_PROBLEM TO SOLVE_
Exclude the pictures, then copy all remaining records exactly.
:: RECORD EXTRACTS ::
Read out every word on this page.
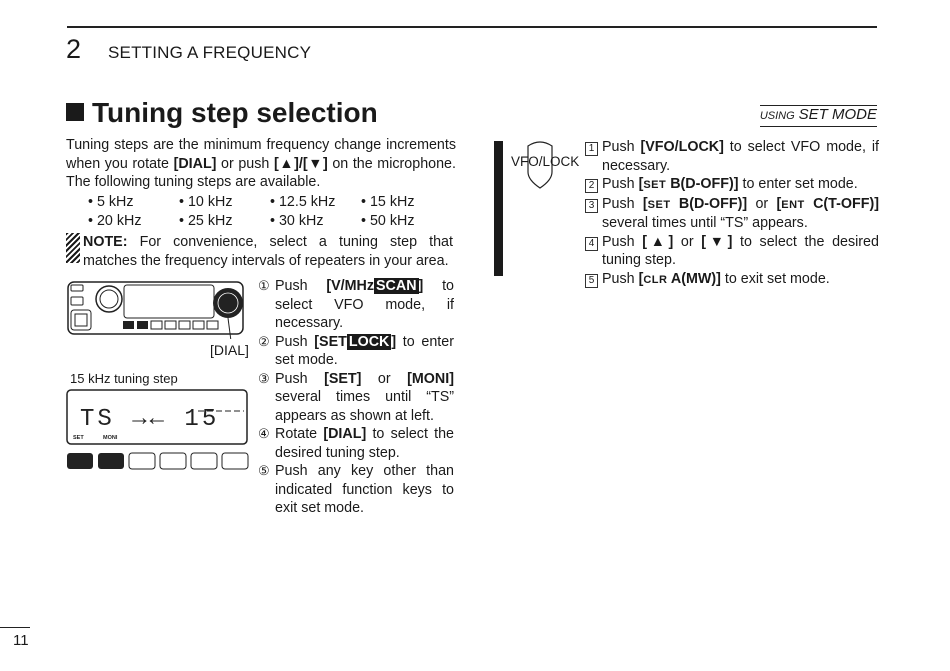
2 SETTING A FREQUENCY
Tuning step selection	USING SET MODE
Tuning steps are the minimum frequency change increments when you rotate [DIAL] or push [▲]/[▼] on the microphone. The following tuning steps are available.
• 5 kHz	• 10 kHz	• 12.5 kHz	• 15 kHz
• 20 kHz	• 25 kHz	• 30 kHz	• 50 kHz
NOTE: For convenience, select a tuning step that matches the frequency intervals of repeaters in your area.
[DIAL]
15 kHz tuning step
TS →← 15
SET	MONI
① Push [V/MHz SCAN ] to select VFO mode, if necessary.
② Push [SET LOCK ] to enter set mode.
③ Push [SET] or [MONI] several times until “TS” appears as shown at left.
④ Rotate [DIAL] to select the desired tuning step.
⑤ Push any key other than indicated function keys to exit set mode.
VFO/LOCK
1 Push [VFO/LOCK] to select VFO mode, if necessary.
2 Push [SET B(D-OFF)] to enter set mode.
3 Push [SET B(D-OFF)] or [ENT C(T-OFF)] several times until “TS” appears.
4 Push [▲] or [▼] to select the desired tuning step.
5 Push [CLR A(MW)] to exit set mode.
11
:::
_EXERCISE RESPONSE_
Read out every word on this page.
2 SETTING A FREQUENCY
Tuning step selection	USING SET MODE
Tuning steps are the minimum frequency change increments when you rotate [DIAL] or push [▲]/[▼] on the microphone. The following tuning steps are available.
• 5 kHz	• 10 kHz	• 12.5 kHz	• 15 kHz
• 20 kHz	• 25 kHz	• 30 kHz	• 50 kHz
NOTE: For convenience, select a tuning step that matches the frequency intervals of repeaters in your area.
[DIAL]
15 kHz tuning step
TS →← 15
SET	MONI
① Push [V/MHz SCAN ] to select VFO mode, if necessary.
② Push [SET LOCK ] to enter set mode.
③ Push [SET] or [MONI] several times until “TS” appears as shown at left.
④ Rotate [DIAL] to select the desired tuning step.
⑤ Push any key other than indicated function keys to exit set mode.
VFO/LOCK
1 Push [VFO/LOCK] to select VFO mode, if necessary.
2 Push [SET B(D-OFF)] to enter set mode.
3 Push [SET B(D-OFF)] or [ENT C(T-OFF)] several times until “TS” appears.
4 Push [▲] or [▼] to select the desired tuning step.
5 Push [CLR A(MW)] to exit set mode.
11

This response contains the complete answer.